_The problem:_
Report how many lines in the records hold the string "text"; give the number and nothing else.

_Data listing:_

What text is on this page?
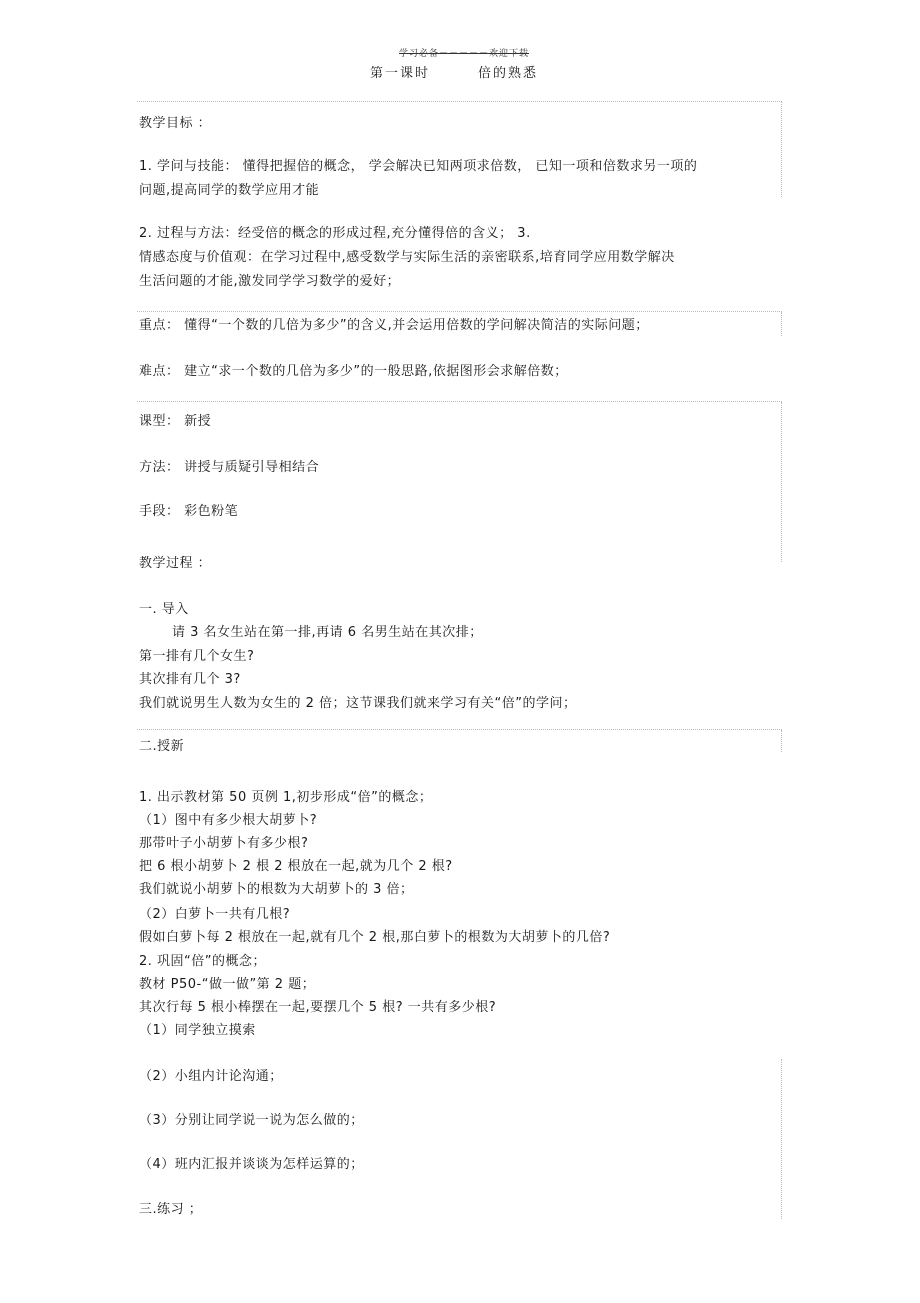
学习必备－－－－－欢迎下载
第一课时	倍的熟悉
教学目标 ：
1. 学问与技能： 懂得把握倍的概念， 学会解决已知两项求倍数， 已知一项和倍数求另一项的
问题,提高同学的数学应用才能
2. 过程与方法：经受倍的概念的形成过程,充分懂得倍的含义； 3.
情感态度与价值观：在学习过程中,感受数学与实际生活的亲密联系,培育同学应用数学解决
生活问题的才能,激发同学学习数学的爱好；
重点： 懂得“一个数的几倍为多少”的含义,并会运用倍数的学问解决简洁的实际问题；
难点： 建立“求一个数的几倍为多少”的一般思路,依据图形会求解倍数；
课型： 新授
方法： 讲授与质疑引导相结合
手段： 彩色粉笔
教学过程 ：
一. 导入
请 3 名女生站在第一排,再请 6 名男生站在其次排；
第一排有几个女生?
其次排有几个 3?
我们就说男生人数为女生的 2 倍；这节课我们就来学习有关“倍”的学问；
二.授新
1. 出示教材第 50 页例 1,初步形成“倍”的概念；
（1）图中有多少根大胡萝卜?
那带叶子小胡萝卜有多少根?
把 6 根小胡萝卜 2 根 2 根放在一起,就为几个 2 根?
我们就说小胡萝卜的根数为大胡萝卜的 3 倍；
（2）白萝卜一共有几根?
假如白萝卜每 2 根放在一起,就有几个 2 根,那白萝卜的根数为大胡萝卜的几倍?
2. 巩固“倍”的概念；
教材 P50-“做一做”第 2 题；
其次行每 5 根小棒摆在一起,要摆几个 5 根? 一共有多少根?
（1）同学独立摸索
（2）小组内计论沟通；
（3）分别让同学说一说为怎么做的；
（4）班内汇报并谈谈为怎样运算的；
三.练习 ；
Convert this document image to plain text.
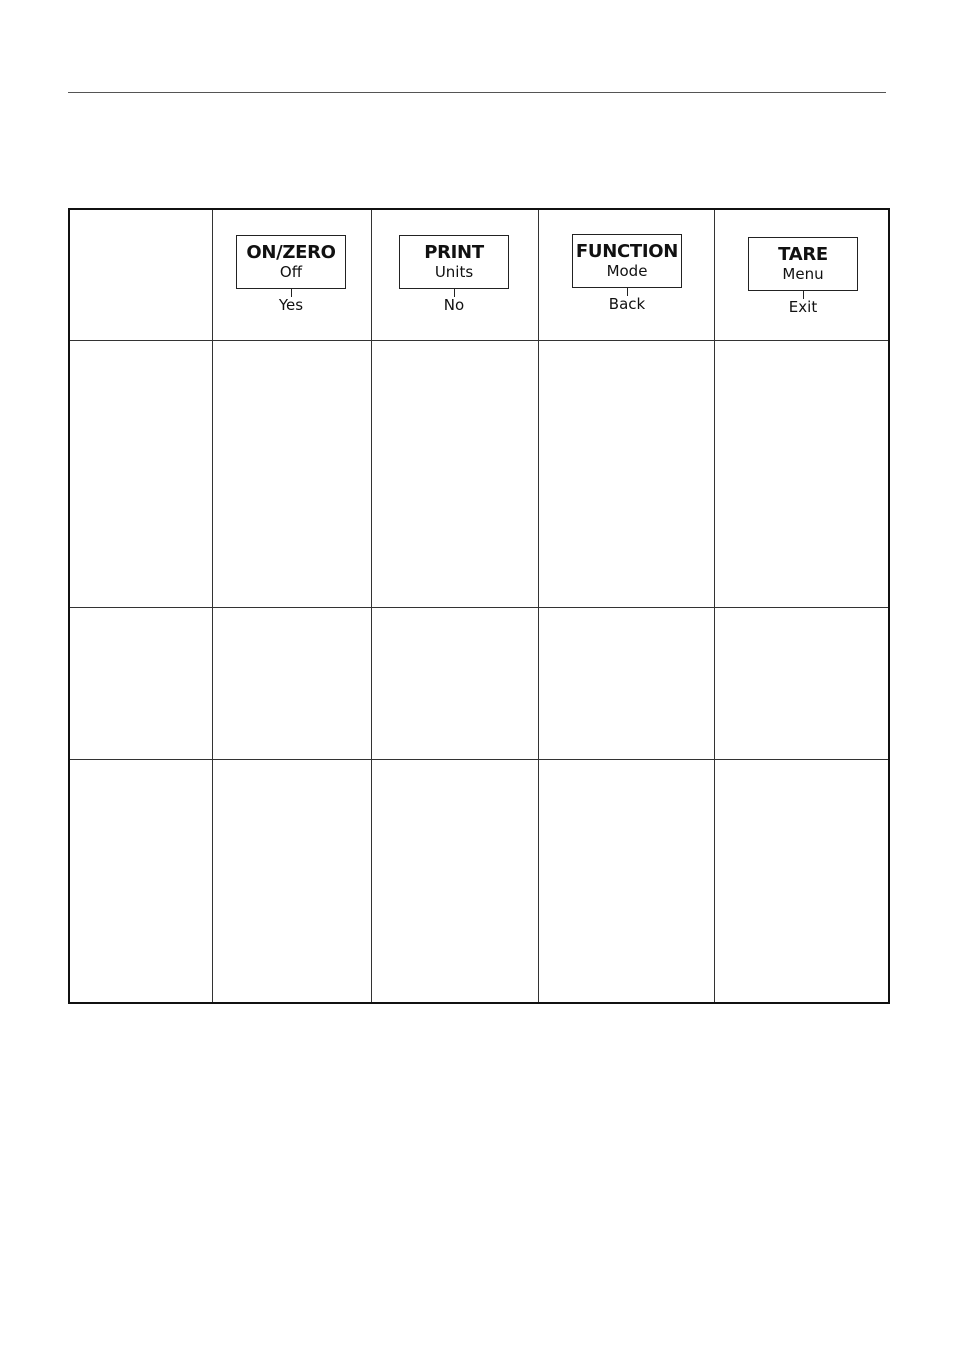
ON/ZERO
Off
Yes
PRINT
Units
No
FUNCTION
Mode
Back
TARE
Menu
Exit
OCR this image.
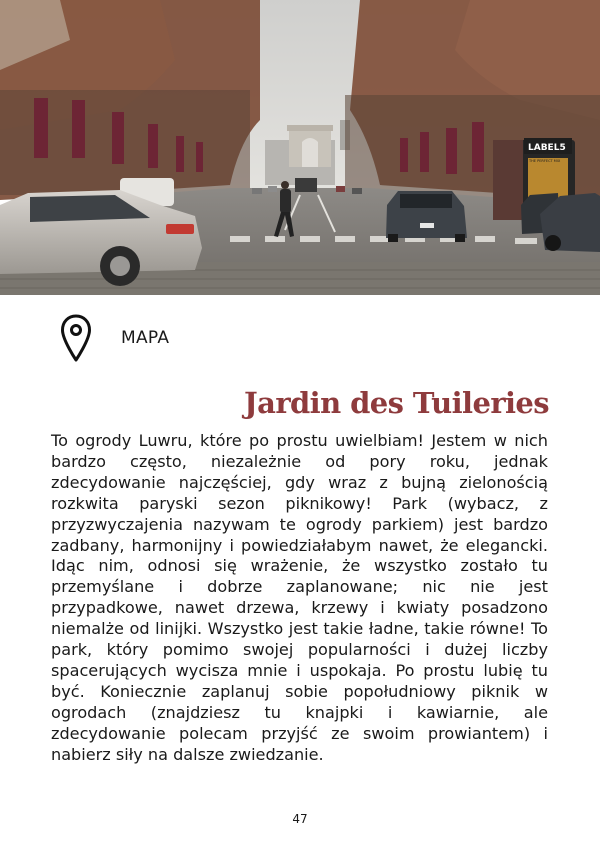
LABEL5
THE PERFECT MIX
MAPA
Jardin des Tuileries

To ogrody Luwru, które po prostu uwielbiam! Jestem w nich bardzo często, niezależnie od pory roku, jednak zdecydowanie najczęściej, gdy wraz z bujną zielonością rozkwita paryski sezon piknikowy! Park (wybacz, z przyzwyczajenia nazywam te ogrody parkiem) jest bardzo zadbany, harmonijny i powiedziałabym nawet, że elegancki. Idąc nim, odnosi się wrażenie, że wszystko zostało tu przemyślane i dobrze zaplanowane; nic nie jest przypadkowe, nawet drzewa, krzewy i kwiaty posadzono niemalże od linijki. Wszystko jest takie ładne, takie równe! To park, który pomimo swojej popularności i dużej liczby spacerujących wycisza mnie i uspokaja. Po prostu lubię tu być. Koniecznie zaplanuj sobie popołudniowy piknik w ogrodach (znajdziesz tu knajpki i kawiarnie, ale zdecydowanie polecam przyjść ze swoim prowiantem) i nabierz siły na dalsze zwiedzanie.

47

_Written response:_
2